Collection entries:
+ + +

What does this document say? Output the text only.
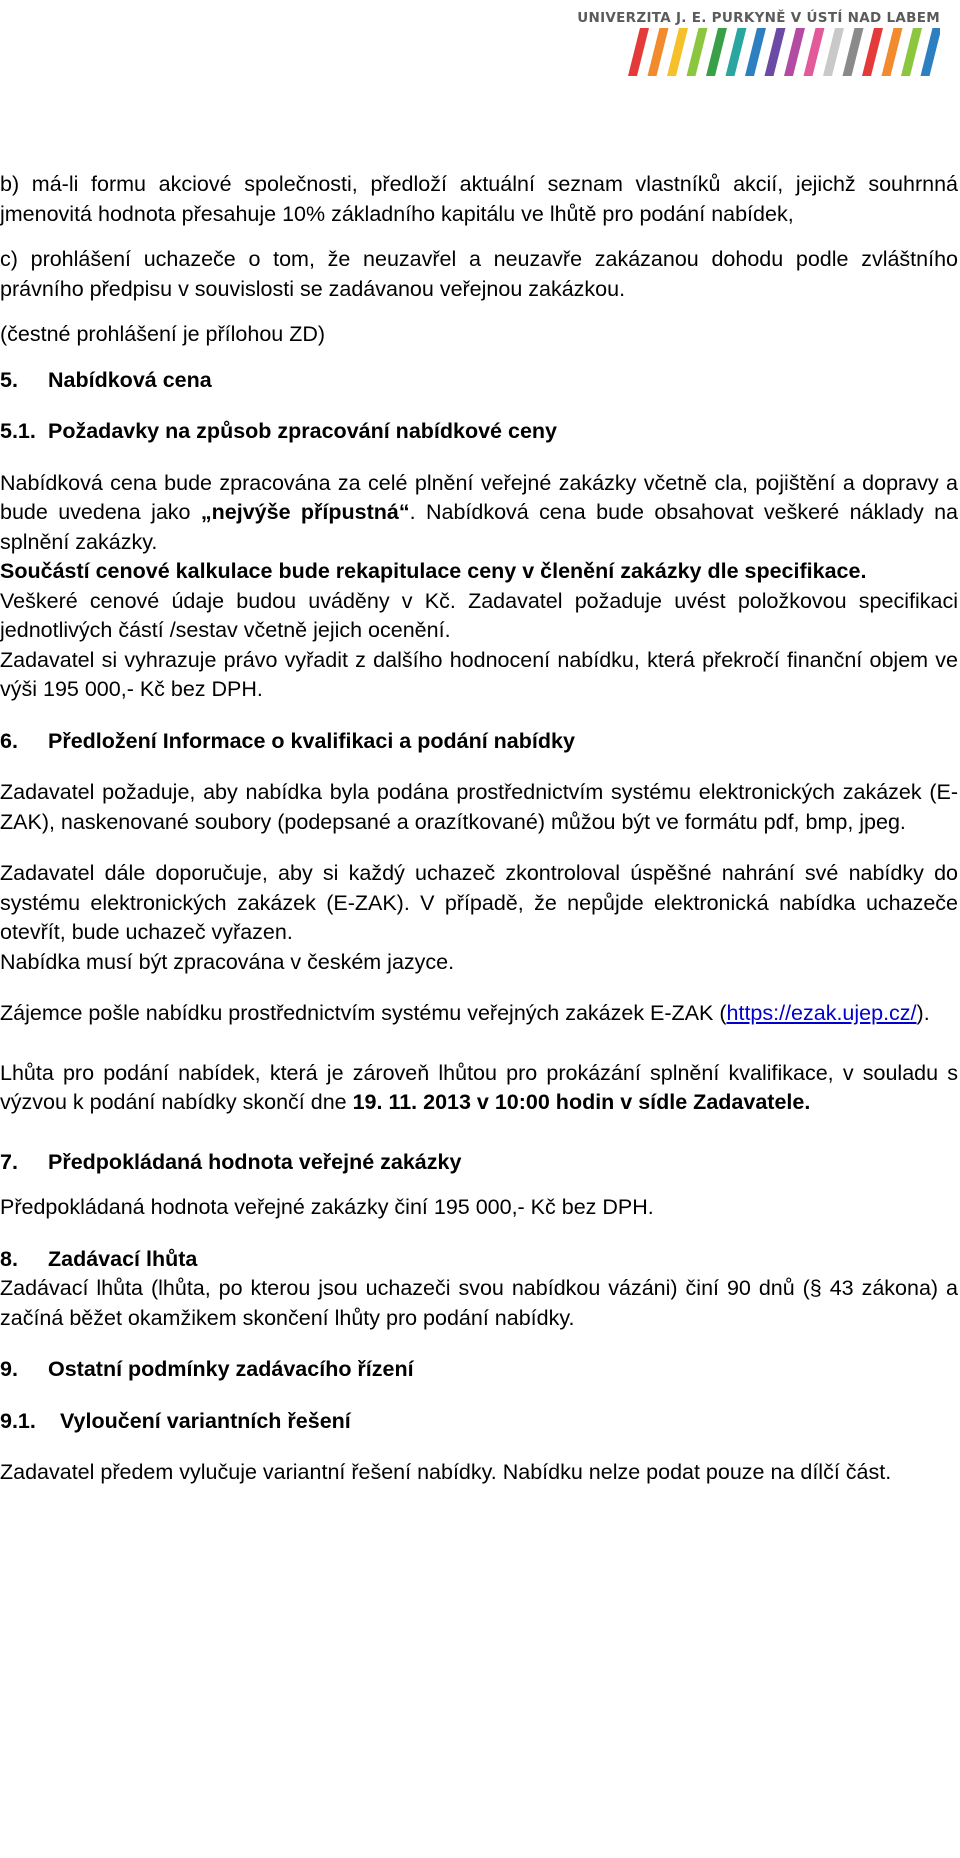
UNIVERZITA J. E. PURKYNĚ V ÚSTÍ NAD LABEM

b) má-li formu akciové společnosti, předloží aktuální seznam vlastníků akcií, jejichž souhrnná jmenovitá hodnota přesahuje 10% základního kapitálu ve lhůtě pro podání nabídek,

c) prohlášení uchazeče o tom, že neuzavřel a neuzavře zakázanou dohodu podle zvláštního právního předpisu v souvislosti se zadávanou veřejnou zakázkou.

(čestné prohlášení je přílohou ZD)

5. Nabídková cena

5.1. Požadavky na způsob zpracování nabídkové ceny

Nabídková cena bude zpracována za celé plnění veřejné zakázky včetně cla, pojištění a dopravy a bude uvedena jako „nejvýše přípustná“. Nabídková cena bude obsahovat veškeré náklady na splnění zakázky.

Součástí cenové kalkulace bude rekapitulace ceny v členění zakázky dle specifikace.

Veškeré cenové údaje budou uváděny v Kč. Zadavatel požaduje uvést položkovou specifikaci jednotlivých částí /sestav včetně jejich ocenění.

Zadavatel si vyhrazuje právo vyřadit z dalšího hodnocení nabídku, která překročí finanční objem ve výši 195 000,- Kč bez DPH.

6. Předložení Informace o kvalifikaci a podání nabídky

Zadavatel požaduje, aby nabídka byla podána prostřednictvím systému elektronických zakázek (E-ZAK), naskenované soubory (podepsané a orazítkované) můžou být ve formátu pdf, bmp, jpeg.

Zadavatel dále doporučuje, aby si každý uchazeč zkontroloval úspěšné nahrání své nabídky do systému elektronických zakázek (E-ZAK). V případě, že nepůjde elektronická nabídka uchazeče otevřít, bude uchazeč vyřazen.

Nabídka musí být zpracována v českém jazyce.

Zájemce pošle nabídku prostřednictvím systému veřejných zakázek E-ZAK (https://ezak.ujep.cz/).

Lhůta pro podání nabídek, která je zároveň lhůtou pro prokázání splnění kvalifikace, v souladu s výzvou k podání nabídky skončí dne 19. 11. 2013 v 10:00 hodin v sídle Zadavatele.

7. Předpokládaná hodnota veřejné zakázky

Předpokládaná hodnota veřejné zakázky činí 195 000,- Kč bez DPH.

8. Zadávací lhůta

Zadávací lhůta (lhůta, po kterou jsou uchazeči svou nabídkou vázáni) činí 90 dnů (§ 43 zákona) a začíná běžet okamžikem skončení lhůty pro podání nabídky.

9. Ostatní podmínky zadávacího řízení

9.1. Vyloučení variantních řešení

Zadavatel předem vylučuje variantní řešení nabídky. Nabídku nelze podat pouze na dílčí část.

+ + +

Quote the material in full and exactly; do not carry over its pictures.

### ANSWER FOR THIS EXERCISE
What does this document say? Output the text only.
UNIVERZITA J. E. PURKYNĚ V ÚSTÍ NAD LABEM

b) má-li formu akciové společnosti, předloží aktuální seznam vlastníků akcií, jejichž souhrnná jmenovitá hodnota přesahuje 10% základního kapitálu ve lhůtě pro podání nabídek,

c) prohlášení uchazeče o tom, že neuzavřel a neuzavře zakázanou dohodu podle zvláštního právního předpisu v souvislosti se zadávanou veřejnou zakázkou.

(čestné prohlášení je přílohou ZD)

5. Nabídková cena

5.1. Požadavky na způsob zpracování nabídkové ceny

Nabídková cena bude zpracována za celé plnění veřejné zakázky včetně cla, pojištění a dopravy a bude uvedena jako „nejvýše přípustná“. Nabídková cena bude obsahovat veškeré náklady na splnění zakázky.

Součástí cenové kalkulace bude rekapitulace ceny v členění zakázky dle specifikace.

Veškeré cenové údaje budou uváděny v Kč. Zadavatel požaduje uvést položkovou specifikaci jednotlivých částí /sestav včetně jejich ocenění.

Zadavatel si vyhrazuje právo vyřadit z dalšího hodnocení nabídku, která překročí finanční objem ve výši 195 000,- Kč bez DPH.

6. Předložení Informace o kvalifikaci a podání nabídky

Zadavatel požaduje, aby nabídka byla podána prostřednictvím systému elektronických zakázek (E-ZAK), naskenované soubory (podepsané a orazítkované) můžou být ve formátu pdf, bmp, jpeg.

Zadavatel dále doporučuje, aby si každý uchazeč zkontroloval úspěšné nahrání své nabídky do systému elektronických zakázek (E-ZAK). V případě, že nepůjde elektronická nabídka uchazeče otevřít, bude uchazeč vyřazen.

Nabídka musí být zpracována v českém jazyce.

Zájemce pošle nabídku prostřednictvím systému veřejných zakázek E-ZAK (https://ezak.ujep.cz/).

Lhůta pro podání nabídek, která je zároveň lhůtou pro prokázání splnění kvalifikace, v souladu s výzvou k podání nabídky skončí dne 19. 11. 2013 v 10:00 hodin v sídle Zadavatele.

7. Předpokládaná hodnota veřejné zakázky

Předpokládaná hodnota veřejné zakázky činí 195 000,- Kč bez DPH.

8. Zadávací lhůta

Zadávací lhůta (lhůta, po kterou jsou uchazeči svou nabídkou vázáni) činí 90 dnů (§ 43 zákona) a začíná běžet okamžikem skončení lhůty pro podání nabídky.

9. Ostatní podmínky zadávacího řízení

9.1. Vyloučení variantních řešení

Zadavatel předem vylučuje variantní řešení nabídky. Nabídku nelze podat pouze na dílčí část.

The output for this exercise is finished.